**STORED RECORDS:**
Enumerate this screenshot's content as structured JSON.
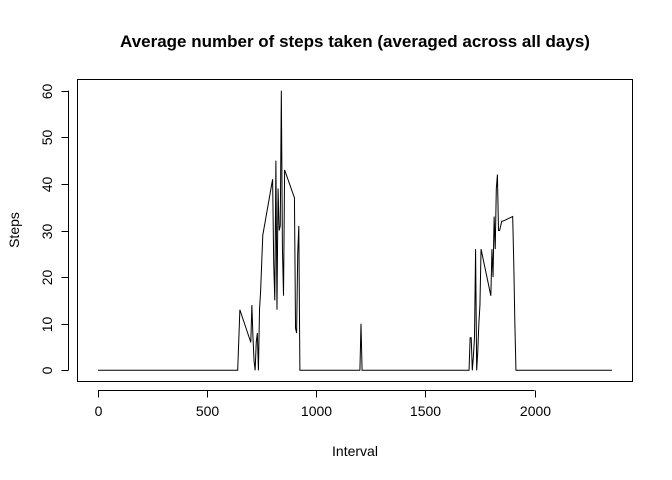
{
  "chart_data": {
    "type": "line",
    "title": "Average number of steps taken (averaged across all days)",
    "xlabel": "Interval",
    "ylabel": "Steps",
    "xlim": [
      -94,
      2449
    ],
    "ylim": [
      -2.4,
      62.4
    ],
    "xticks": [
      0,
      500,
      1000,
      1500,
      2000
    ],
    "xtick_labels": [
      "0",
      "500",
      "1000",
      "1500",
      "2000"
    ],
    "yticks": [
      0,
      10,
      20,
      30,
      40,
      50,
      60
    ],
    "ytick_labels": [
      "0",
      "10",
      "20",
      "30",
      "40",
      "50",
      "60"
    ],
    "grid": false,
    "legend": "none",
    "line_color": "#000000",
    "series": [
      {
        "x": [
          0,
          640,
          650,
          700,
          705,
          710,
          715,
          720,
          725,
          730,
          735,
          740,
          745,
          750,
          755,
          800,
          805,
          810,
          815,
          820,
          825,
          830,
          835,
          840,
          845,
          850,
          855,
          900,
          905,
          910,
          915,
          920,
          925,
          930,
          935,
          1200,
          1205,
          1210,
          1215,
          1700,
          1705,
          1710,
          1715,
          1720,
          1725,
          1730,
          1735,
          1740,
          1745,
          1750,
          1755,
          1800,
          1805,
          1810,
          1815,
          1820,
          1825,
          1830,
          1835,
          1840,
          1845,
          1850,
          1855,
          1900,
          1905,
          1910,
          1915,
          1920,
          1925,
          2355
        ],
        "y": [
          0,
          0,
          13,
          6,
          14,
          7,
          2,
          0,
          6,
          8,
          0,
          13,
          17,
          23,
          29,
          41,
          23,
          15,
          45,
          13,
          39,
          30,
          31,
          60,
          26,
          16,
          43,
          37,
          9,
          8,
          25,
          31,
          0,
          0,
          0,
          0,
          10,
          0,
          0,
          0,
          7,
          7,
          0,
          3,
          7,
          26,
          0,
          4,
          10,
          14,
          26,
          16,
          26,
          20,
          33,
          26,
          39,
          42,
          30,
          30,
          31,
          32,
          32,
          33,
          23,
          10,
          0,
          0,
          0,
          0
        ]
      }
    ]
  }
}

**TASK INSTRUCTIONS:** Every line of the material is to be quoted exactly, with no pictures carried over.

**SOLUTION:**
Enumerate this screenshot's content as structured JSON.
{
  "chart_data": {
    "type": "line",
    "title": "Average number of steps taken (averaged across all days)",
    "xlabel": "Interval",
    "ylabel": "Steps",
    "xlim": [
      -94,
      2449
    ],
    "ylim": [
      -2.4,
      62.4
    ],
    "xticks": [
      0,
      500,
      1000,
      1500,
      2000
    ],
    "xtick_labels": [
      "0",
      "500",
      "1000",
      "1500",
      "2000"
    ],
    "yticks": [
      0,
      10,
      20,
      30,
      40,
      50,
      60
    ],
    "ytick_labels": [
      "0",
      "10",
      "20",
      "30",
      "40",
      "50",
      "60"
    ],
    "grid": false,
    "legend": "none",
    "line_color": "#000000",
    "series": [
      {
        "x": [
          0,
          640,
          650,
          700,
          705,
          710,
          715,
          720,
          725,
          730,
          735,
          740,
          745,
          750,
          755,
          800,
          805,
          810,
          815,
          820,
          825,
          830,
          835,
          840,
          845,
          850,
          855,
          900,
          905,
          910,
          915,
          920,
          925,
          930,
          935,
          1200,
          1205,
          1210,
          1215,
          1700,
          1705,
          1710,
          1715,
          1720,
          1725,
          1730,
          1735,
          1740,
          1745,
          1750,
          1755,
          1800,
          1805,
          1810,
          1815,
          1820,
          1825,
          1830,
          1835,
          1840,
          1845,
          1850,
          1855,
          1900,
          1905,
          1910,
          1915,
          1920,
          1925,
          2355
        ],
        "y": [
          0,
          0,
          13,
          6,
          14,
          7,
          2,
          0,
          6,
          8,
          0,
          13,
          17,
          23,
          29,
          41,
          23,
          15,
          45,
          13,
          39,
          30,
          31,
          60,
          26,
          16,
          43,
          37,
          9,
          8,
          25,
          31,
          0,
          0,
          0,
          0,
          10,
          0,
          0,
          0,
          7,
          7,
          0,
          3,
          7,
          26,
          0,
          4,
          10,
          14,
          26,
          16,
          26,
          20,
          33,
          26,
          39,
          42,
          30,
          30,
          31,
          32,
          32,
          33,
          23,
          10,
          0,
          0,
          0,
          0
        ]
      }
    ]
  }
}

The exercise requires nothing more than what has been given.